• [GIVEN RECORDS]:
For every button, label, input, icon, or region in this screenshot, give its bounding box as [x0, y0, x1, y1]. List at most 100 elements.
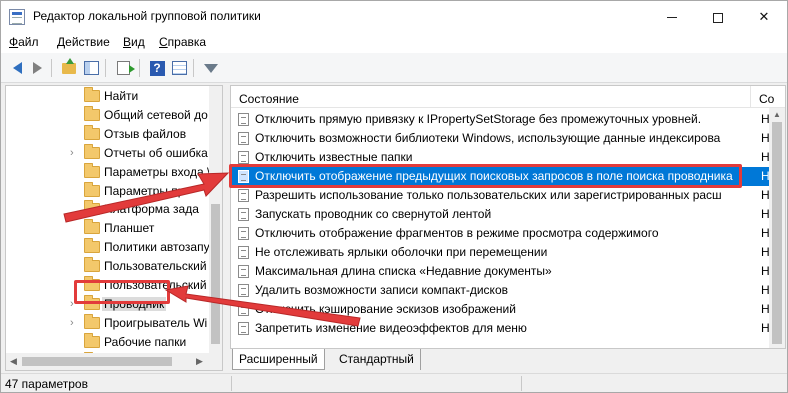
setting-name: Отключить известные папки [255, 150, 413, 164]
setting-name: Разрешить использование только пользоват… [255, 188, 722, 202]
forward-arrow-icon [32, 62, 42, 74]
policy-setting-icon [238, 227, 249, 240]
list-item[interactable]: Отключить прямую привязку к IPropertySet… [231, 110, 771, 129]
tree-item[interactable]: Планшет [6, 219, 211, 238]
tree-item[interactable]: Политики автозапу [6, 238, 211, 257]
tree-item[interactable]: › Проигрыватель Wi [6, 313, 211, 333]
tree-pane[interactable]: Найти Общий сетевой до Отзыв файлов › Отчеты… [5, 85, 223, 371]
help-button[interactable]: ? [147, 58, 167, 78]
menu-action[interactable]: Действие [57, 35, 110, 49]
tree-vertical-scrollbar[interactable] [209, 86, 222, 354]
tab-standard[interactable]: Стандартный [333, 349, 421, 370]
filter-button[interactable] [201, 58, 221, 78]
list-item[interactable]: Запускать проводник со свернутой лентой Н [231, 205, 771, 224]
folder-icon [84, 162, 100, 178]
policy-setting-icon [238, 284, 249, 297]
tree-item-label: Отчеты об ошибка [104, 145, 208, 160]
back-button[interactable] [7, 58, 27, 78]
back-arrow-icon [12, 62, 22, 74]
list-item[interactable]: Не отслеживать ярлыки оболочки при перем… [231, 243, 771, 262]
view-button[interactable] [169, 58, 189, 78]
tree-item[interactable]: Параметры пр [6, 181, 211, 201]
setting-name: Отключить прямую привязку к IPropertySet… [255, 112, 702, 126]
toolbar: ? [1, 53, 787, 83]
status-divider [521, 376, 522, 391]
list-item[interactable]: Разрешить использование только пользоват… [231, 186, 771, 205]
setting-name: Отключить отображение фрагментов в режим… [255, 226, 659, 240]
list-item[interactable]: Отключить отображение фрагментов в режим… [231, 224, 771, 243]
policy-setting-icon [238, 246, 249, 259]
menu-file[interactable]: Файл [9, 35, 39, 49]
tree-item[interactable]: Параметры входа \ [6, 162, 211, 182]
column-divider[interactable] [750, 86, 751, 108]
export-list-button[interactable] [113, 58, 135, 78]
minimize-button[interactable] [649, 1, 695, 32]
tree-item[interactable]: › Отчеты об ошибка [6, 143, 211, 163]
tree-scroll-thumb[interactable] [211, 204, 220, 344]
tab-extended[interactable]: Расширенный [232, 349, 325, 370]
show-tree-button[interactable] [81, 58, 101, 78]
close-button[interactable]: ✕ [741, 1, 787, 32]
scroll-left-icon[interactable]: ◀ [10, 356, 17, 367]
toolbar-divider [105, 59, 106, 77]
folder-icon [84, 257, 100, 273]
tree-item[interactable]: Отзыв файлов [6, 124, 211, 144]
toolbar-divider [193, 59, 194, 77]
setting-name: Отключить кэширование эскизов изображени… [255, 302, 516, 316]
list-item[interactable]: Отключить кэширование эскизов изображени… [231, 300, 771, 319]
policy-setting-icon [238, 189, 249, 202]
tree-item[interactable]: Пользовательский [6, 257, 211, 276]
tree-item-label: Параметры входа \ [104, 164, 211, 179]
policy-setting-icon [238, 265, 249, 278]
forward-button[interactable] [27, 58, 47, 78]
toolbar-divider [139, 59, 140, 77]
menu-help[interactable]: Справка [159, 35, 206, 49]
title-bar[interactable]: Редактор локальной групповой политики ✕ [1, 1, 787, 32]
up-level-button[interactable] [59, 57, 79, 78]
tree-item-label: Пользовательский [104, 259, 207, 274]
filter-icon [204, 63, 218, 73]
column-header-state[interactable]: Со [759, 92, 774, 106]
tree-item-label: Параметры пр [104, 183, 185, 198]
policy-setting-icon [238, 151, 249, 164]
list-header: Состояние Со [231, 86, 785, 108]
tree-item[interactable]: Найти [6, 87, 211, 106]
policy-setting-icon [238, 208, 249, 221]
folder-icon [84, 105, 100, 121]
list-vertical-scrollbar[interactable]: ▲ [769, 108, 785, 348]
settings-list[interactable]: Состояние Со Отключить прямую привязку к… [230, 85, 786, 349]
list-scroll-thumb[interactable] [772, 122, 782, 344]
tree-item-label: Отзыв файлов [104, 126, 187, 141]
chevron-right-icon[interactable]: › [70, 317, 74, 329]
gpedit-window: Редактор локальной групповой политики ✕ … [0, 0, 788, 393]
tree-item-label: Рабочие папки [104, 334, 187, 349]
tree-item[interactable]: Общий сетевой до [6, 105, 211, 125]
tree-item[interactable]: Платформа зада [6, 200, 211, 219]
scroll-right-icon[interactable]: ▶ [196, 356, 203, 367]
chevron-right-icon[interactable]: › [70, 147, 74, 159]
list-item[interactable]: Отключить возможности библиотеки Windows… [231, 129, 771, 148]
status-count: 47 параметров [5, 377, 88, 391]
column-header-name[interactable]: Состояние [239, 92, 299, 106]
list-item[interactable]: Удалить возможности записи компакт-диско… [231, 281, 771, 300]
setting-name: Максимальная длина списка «Недавние доку… [255, 264, 552, 278]
tree-item-label: Планшет [104, 221, 155, 236]
tree-horizontal-scrollbar[interactable]: ◀ ▶ [6, 353, 222, 370]
gpedit-icon [9, 9, 25, 25]
tree-item-label: Найти [104, 89, 139, 103]
list-item[interactable]: Максимальная длина списка «Недавние доку… [231, 262, 771, 281]
tree-hscroll-thumb[interactable] [22, 357, 172, 366]
menu-view[interactable]: Вид [123, 35, 145, 49]
list-item[interactable]: Запретить изменение видеоэффектов для ме… [231, 319, 771, 338]
scroll-up-icon[interactable]: ▲ [773, 110, 781, 119]
maximize-button[interactable] [695, 1, 741, 32]
folder-icon [84, 181, 100, 197]
help-icon: ? [149, 60, 165, 76]
folder-icon [84, 332, 100, 348]
tree-item[interactable]: Рабочие папки [6, 332, 211, 352]
tree-item-label: Общий сетевой до [104, 107, 208, 122]
highlight-box-setting [229, 164, 742, 188]
tree-item-label: Политики автозапу [104, 240, 210, 255]
show-tree-icon [83, 61, 99, 75]
menu-bar: Файл Действие Вид Справка [1, 32, 787, 53]
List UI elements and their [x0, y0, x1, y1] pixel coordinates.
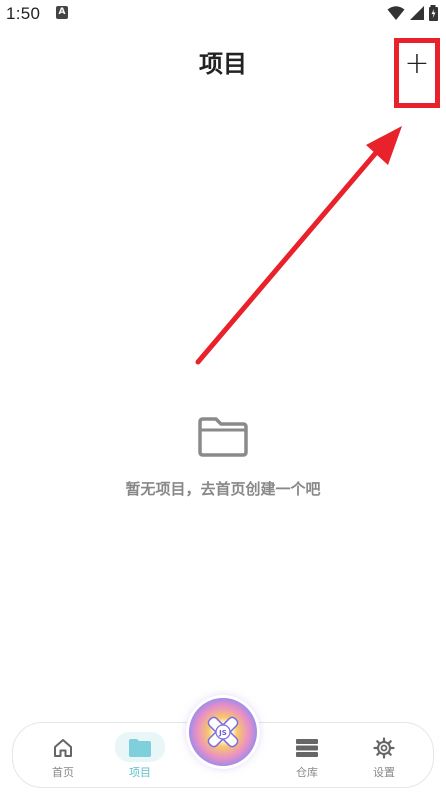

• [EXERCISE INSTRUCTIONS]:
Copy all of the rows above again, word for word, leaving out the pictures.

• [RESULT]:
For every button, label, input, icon, or region in this screenshot, give its bounding box as [x0, y0, x1, y1]. List at most 100 elements.
setting-name: Отключить известные папки [255, 150, 413, 164]
setting-name: Разрешить использование только пользоват… [255, 188, 722, 202]
forward-arrow-icon [32, 62, 42, 74]
policy-setting-icon [238, 227, 249, 240]
list-item[interactable]: Отключить прямую привязку к IPropertySet… [231, 110, 771, 129]
tree-item[interactable]: Планшет [6, 219, 211, 238]
tree-item[interactable]: Политики автозапу [6, 238, 211, 257]
tree-item[interactable]: › Проигрыватель Wi [6, 313, 211, 333]
tree-pane[interactable]: Найти Общий сетевой до Отзыв файлов › Отчеты… [5, 85, 223, 371]
help-button[interactable]: ? [147, 58, 167, 78]
menu-action[interactable]: Действие [57, 35, 110, 49]
tree-vertical-scrollbar[interactable] [209, 86, 222, 354]
tab-standard[interactable]: Стандартный [333, 349, 421, 370]
filter-button[interactable] [201, 58, 221, 78]
list-item[interactable]: Запускать проводник со свернутой лентой Н [231, 205, 771, 224]
folder-icon [84, 162, 100, 178]
policy-setting-icon [238, 284, 249, 297]
tree-item-label: Отчеты об ошибка [104, 145, 208, 160]
back-button[interactable] [7, 58, 27, 78]
back-arrow-icon [12, 62, 22, 74]
list-item[interactable]: Не отслеживать ярлыки оболочки при перем… [231, 243, 771, 262]
view-button[interactable] [169, 58, 189, 78]
tree-item[interactable]: Параметры пр [6, 181, 211, 201]
setting-name: Отключить прямую привязку к IPropertySet… [255, 112, 702, 126]
toolbar: ? [1, 53, 787, 83]
status-divider [521, 376, 522, 391]
list-item[interactable]: Разрешить использование только пользоват… [231, 186, 771, 205]
setting-name: Отключить отображение фрагментов в режим… [255, 226, 659, 240]
list-item[interactable]: Отключить отображение фрагментов в режим… [231, 224, 771, 243]
policy-setting-icon [238, 246, 249, 259]
menu-file[interactable]: Файл [9, 35, 39, 49]
tree-item[interactable]: Параметры входа \ [6, 162, 211, 182]
column-divider[interactable] [750, 86, 751, 108]
export-list-button[interactable] [113, 58, 135, 78]
minimize-button[interactable] [649, 1, 695, 32]
tree-item[interactable]: › Отчеты об ошибка [6, 143, 211, 163]
tree-scroll-thumb[interactable] [211, 204, 220, 344]
tab-extended[interactable]: Расширенный [232, 349, 325, 370]
show-tree-button[interactable] [81, 58, 101, 78]
close-button[interactable]: ✕ [741, 1, 787, 32]
scroll-left-icon[interactable]: ◀ [10, 356, 17, 367]
toolbar-divider [105, 59, 106, 77]
folder-icon [84, 257, 100, 273]
tree-item[interactable]: Отзыв файлов [6, 124, 211, 144]
toolbar-divider [193, 59, 194, 77]
setting-name: Отключить кэширование эскизов изображени… [255, 302, 516, 316]
list-item[interactable]: Отключить кэширование эскизов изображени… [231, 300, 771, 319]
policy-setting-icon [238, 189, 249, 202]
tree-item[interactable]: Пользовательский [6, 257, 211, 276]
tree-item-label: Параметры входа \ [104, 164, 211, 179]
policy-setting-icon [238, 265, 249, 278]
forward-button[interactable] [27, 58, 47, 78]
toolbar-divider [139, 59, 140, 77]
menu-help[interactable]: Справка [159, 35, 206, 49]
title-bar[interactable]: Редактор локальной групповой политики ✕ [1, 1, 787, 32]
up-level-button[interactable] [59, 57, 79, 78]
tree-item-label: Пользовательский [104, 259, 207, 274]
filter-icon [204, 63, 218, 73]
column-header-state[interactable]: Со [759, 92, 774, 106]
tree-item-label: Параметры пр [104, 183, 185, 198]
policy-setting-icon [238, 151, 249, 164]
list-header: Состояние Со [231, 86, 785, 108]
tree-item[interactable]: Найти [6, 87, 211, 106]
policy-setting-icon [238, 208, 249, 221]
folder-icon [84, 105, 100, 121]
list-vertical-scrollbar[interactable]: ▲ [769, 108, 785, 348]
settings-list[interactable]: Состояние Со Отключить прямую привязку к… [230, 85, 786, 349]
list-scroll-thumb[interactable] [772, 122, 782, 344]
tree-item-label: Отзыв файлов [104, 126, 187, 141]
chevron-right-icon[interactable]: › [70, 317, 74, 329]
gpedit-window: Редактор локальной групповой политики ✕ … [0, 0, 788, 393]
tree-item-label: Рабочие папки [104, 334, 187, 349]
tree-item[interactable]: Общий сетевой до [6, 105, 211, 125]
tree-item[interactable]: Платформа зада [6, 200, 211, 219]
scroll-right-icon[interactable]: ▶ [196, 356, 203, 367]
chevron-right-icon[interactable]: › [70, 147, 74, 159]
list-item[interactable]: Отключить возможности библиотеки Windows… [231, 129, 771, 148]
status-count: 47 параметров [5, 377, 88, 391]
column-header-name[interactable]: Состояние [239, 92, 299, 106]
list-item[interactable]: Удалить возможности записи компакт-диско… [231, 281, 771, 300]
setting-name: Максимальная длина списка «Недавние доку… [255, 264, 552, 278]
tree-item-label: Планшет [104, 221, 155, 236]
tree-horizontal-scrollbar[interactable]: ◀ ▶ [6, 353, 222, 370]
gpedit-icon [9, 9, 25, 25]
tree-item-label: Найти [104, 89, 139, 103]
list-item[interactable]: Максимальная длина списка «Недавние доку… [231, 262, 771, 281]
tree-hscroll-thumb[interactable] [22, 357, 172, 366]
menu-view[interactable]: Вид [123, 35, 145, 49]
list-item[interactable]: Запретить изменение видеоэффектов для ме… [231, 319, 771, 338]
scroll-up-icon[interactable]: ▲ [773, 110, 781, 119]
maximize-button[interactable] [695, 1, 741, 32]
folder-icon [84, 181, 100, 197]
help-icon: ? [149, 60, 165, 76]
folder-icon [84, 332, 100, 348]
tree-item[interactable]: Рабочие папки [6, 332, 211, 352]
tree-item-label: Общий сетевой до [104, 107, 208, 122]
highlight-box-setting [229, 164, 742, 188]
tree-item-label: Политики автозапу [104, 240, 210, 255]
show-tree-icon [83, 61, 99, 75]
menu-bar: Файл Действие Вид Справка [1, 32, 787, 53]
List UI elements and their [x0, y0, x1, y1] pixel coordinates.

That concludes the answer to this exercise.